May 26, 2015 | Quote

Secretary of Defense Ash Carter’s ISIS Gaffe is Even Worse Than You Think

Most people take Memorial Day weekend as a time for beaches and family barbecues. US Secretary of Defense Ash Carter spent it being publicly, frighteningly wrong about a key front in America's war against ISIS. 

Carter went on CNN's State of the Union Sunday morning to talk about the state of the war in Iraq. In the interview, Carter said Iraqi soldiers had suffered a major defeat recently because they weren't willing “to fight [ISIS] and defend themselves.”

Carter is wrong: that's just not what happened in Ramadi. But worse, his statement is also counterproductive: for the US-led campaign against ISIS to work, the United States needs to bolster the Iraqi military — not tear it down publicly.

What Carter got wrong

Carter's comments were specifically about Ramadi, the provincial capital of Iraq's western Anbar, which ISIS conquered in mid-May. This was ISIS's biggest victory in almost a year, and Carter blamed it on something that sounds a lot like Iraqi cowardice.

“What apparently happened [in Ramadi] is that the Iraqi forces showed no will to fight,” the secretary said. “They were not outnumbered: in fact, they vastly outnumbered the opposing force. And yet they failed to fight.”

The problem with this narrative is that it is totally wrong. Iraqi forces didn't turn tail in the face of a weaker ISIS force: they retreated after an 18-month siege by ISIS and virtually no reinforcements from Baghdad. They had a hell of a lot of “will to fight,” but couldn't hold out long enough.

Anbar province is an ISIS stronghold: the mostly Sunni province had never been a priority for Iraq's Shia-dominated government, and ISIS took full advantage of Baghdad's neglect in its decision to target Ramadi. ISIS's siege of the city began around December 2013, well before ISIS came to international attention by sweeping northern Iraq in June 2014.

→ SUPPLIED INFORMATION
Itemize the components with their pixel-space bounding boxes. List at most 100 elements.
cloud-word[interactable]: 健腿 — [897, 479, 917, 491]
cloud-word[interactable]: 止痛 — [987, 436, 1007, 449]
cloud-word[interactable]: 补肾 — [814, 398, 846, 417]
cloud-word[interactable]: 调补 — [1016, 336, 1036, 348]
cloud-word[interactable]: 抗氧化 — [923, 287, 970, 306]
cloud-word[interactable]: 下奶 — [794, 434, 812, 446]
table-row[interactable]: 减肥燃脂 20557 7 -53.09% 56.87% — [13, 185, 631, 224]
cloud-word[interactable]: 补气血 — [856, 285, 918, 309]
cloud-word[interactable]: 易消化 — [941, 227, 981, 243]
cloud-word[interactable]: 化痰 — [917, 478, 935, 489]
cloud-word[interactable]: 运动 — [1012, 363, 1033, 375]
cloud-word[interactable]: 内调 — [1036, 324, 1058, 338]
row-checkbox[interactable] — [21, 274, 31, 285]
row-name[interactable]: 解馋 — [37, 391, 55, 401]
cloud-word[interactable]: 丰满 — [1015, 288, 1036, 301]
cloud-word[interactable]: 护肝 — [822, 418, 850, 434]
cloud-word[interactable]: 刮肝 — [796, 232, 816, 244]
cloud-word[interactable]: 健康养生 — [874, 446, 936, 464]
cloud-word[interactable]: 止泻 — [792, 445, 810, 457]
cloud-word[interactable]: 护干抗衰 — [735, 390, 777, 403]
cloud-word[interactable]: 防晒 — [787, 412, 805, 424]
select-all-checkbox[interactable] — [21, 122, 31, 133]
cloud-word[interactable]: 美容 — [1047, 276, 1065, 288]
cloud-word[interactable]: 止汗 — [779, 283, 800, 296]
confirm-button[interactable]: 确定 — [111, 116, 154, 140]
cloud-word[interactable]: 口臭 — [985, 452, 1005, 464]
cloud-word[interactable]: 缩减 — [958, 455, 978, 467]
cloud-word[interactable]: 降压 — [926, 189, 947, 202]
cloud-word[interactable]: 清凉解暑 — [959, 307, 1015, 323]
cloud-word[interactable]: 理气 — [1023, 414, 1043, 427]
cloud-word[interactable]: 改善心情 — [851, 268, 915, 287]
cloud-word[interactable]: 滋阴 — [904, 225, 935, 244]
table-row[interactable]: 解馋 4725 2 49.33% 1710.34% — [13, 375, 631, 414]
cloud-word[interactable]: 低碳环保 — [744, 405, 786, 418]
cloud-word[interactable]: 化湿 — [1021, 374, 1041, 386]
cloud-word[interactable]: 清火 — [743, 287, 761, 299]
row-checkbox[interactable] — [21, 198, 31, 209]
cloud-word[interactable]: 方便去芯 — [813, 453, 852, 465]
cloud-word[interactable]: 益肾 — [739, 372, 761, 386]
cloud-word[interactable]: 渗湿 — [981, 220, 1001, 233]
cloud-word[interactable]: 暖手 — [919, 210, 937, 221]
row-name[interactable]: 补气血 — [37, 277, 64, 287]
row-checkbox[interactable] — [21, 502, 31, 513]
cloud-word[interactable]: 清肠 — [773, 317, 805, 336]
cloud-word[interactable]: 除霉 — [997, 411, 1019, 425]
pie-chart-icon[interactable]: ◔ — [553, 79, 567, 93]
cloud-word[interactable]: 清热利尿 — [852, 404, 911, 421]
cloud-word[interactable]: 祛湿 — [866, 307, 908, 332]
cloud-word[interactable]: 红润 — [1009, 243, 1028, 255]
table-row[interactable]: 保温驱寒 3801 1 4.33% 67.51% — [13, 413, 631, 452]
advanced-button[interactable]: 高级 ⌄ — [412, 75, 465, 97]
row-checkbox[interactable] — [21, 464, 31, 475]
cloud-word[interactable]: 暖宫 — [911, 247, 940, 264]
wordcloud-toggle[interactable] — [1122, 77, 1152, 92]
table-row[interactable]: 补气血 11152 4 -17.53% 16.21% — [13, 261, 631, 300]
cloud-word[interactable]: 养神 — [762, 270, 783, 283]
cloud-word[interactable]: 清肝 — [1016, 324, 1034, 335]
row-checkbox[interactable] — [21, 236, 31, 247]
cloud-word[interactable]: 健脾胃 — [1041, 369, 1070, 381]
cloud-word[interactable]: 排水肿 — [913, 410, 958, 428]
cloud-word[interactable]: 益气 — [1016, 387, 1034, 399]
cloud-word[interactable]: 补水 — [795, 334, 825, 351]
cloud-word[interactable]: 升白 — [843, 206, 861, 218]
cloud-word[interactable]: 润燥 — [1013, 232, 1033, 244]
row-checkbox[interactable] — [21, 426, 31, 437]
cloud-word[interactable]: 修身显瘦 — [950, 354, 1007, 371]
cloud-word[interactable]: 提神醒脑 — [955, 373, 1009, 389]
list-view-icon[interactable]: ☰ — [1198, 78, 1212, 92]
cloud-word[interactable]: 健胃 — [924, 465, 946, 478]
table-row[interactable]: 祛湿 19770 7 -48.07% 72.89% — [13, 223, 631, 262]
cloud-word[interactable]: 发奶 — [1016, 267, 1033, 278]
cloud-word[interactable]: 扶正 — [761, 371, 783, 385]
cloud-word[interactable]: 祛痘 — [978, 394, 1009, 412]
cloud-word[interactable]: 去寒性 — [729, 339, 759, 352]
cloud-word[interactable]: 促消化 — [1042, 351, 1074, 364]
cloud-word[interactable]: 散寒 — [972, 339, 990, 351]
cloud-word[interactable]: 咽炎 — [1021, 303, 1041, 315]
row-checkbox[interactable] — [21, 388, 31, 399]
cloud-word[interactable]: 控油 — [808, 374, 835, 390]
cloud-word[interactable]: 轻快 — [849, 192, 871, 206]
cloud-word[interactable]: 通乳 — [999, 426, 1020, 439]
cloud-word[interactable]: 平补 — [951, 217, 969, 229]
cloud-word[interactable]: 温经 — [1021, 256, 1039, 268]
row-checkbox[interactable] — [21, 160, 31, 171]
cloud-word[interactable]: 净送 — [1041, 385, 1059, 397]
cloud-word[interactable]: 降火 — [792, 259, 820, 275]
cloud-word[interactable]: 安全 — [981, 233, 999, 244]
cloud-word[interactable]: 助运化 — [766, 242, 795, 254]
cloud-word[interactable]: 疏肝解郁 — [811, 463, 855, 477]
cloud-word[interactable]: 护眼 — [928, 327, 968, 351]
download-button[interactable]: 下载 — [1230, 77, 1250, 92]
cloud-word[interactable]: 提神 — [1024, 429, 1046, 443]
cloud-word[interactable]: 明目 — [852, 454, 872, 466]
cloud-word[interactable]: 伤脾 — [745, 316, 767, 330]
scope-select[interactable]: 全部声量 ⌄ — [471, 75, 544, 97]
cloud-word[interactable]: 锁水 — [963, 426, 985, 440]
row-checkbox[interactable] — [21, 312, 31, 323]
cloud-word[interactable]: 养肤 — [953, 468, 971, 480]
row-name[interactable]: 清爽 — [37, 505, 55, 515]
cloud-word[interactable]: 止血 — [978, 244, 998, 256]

→ WHAT TO DO
After the records, reproduce word for word the passage of the article on Ash Carter's Ramadi remarks from "Most people take" to "war against ISIS.".

→ YOUR RESPONSE
Most people take Memorial Day weekend as a time for beaches and family barbecues. US Secretary of Defense Ash Carter spent it being publicly, frighteningly wrong about a key front in America's war against ISIS.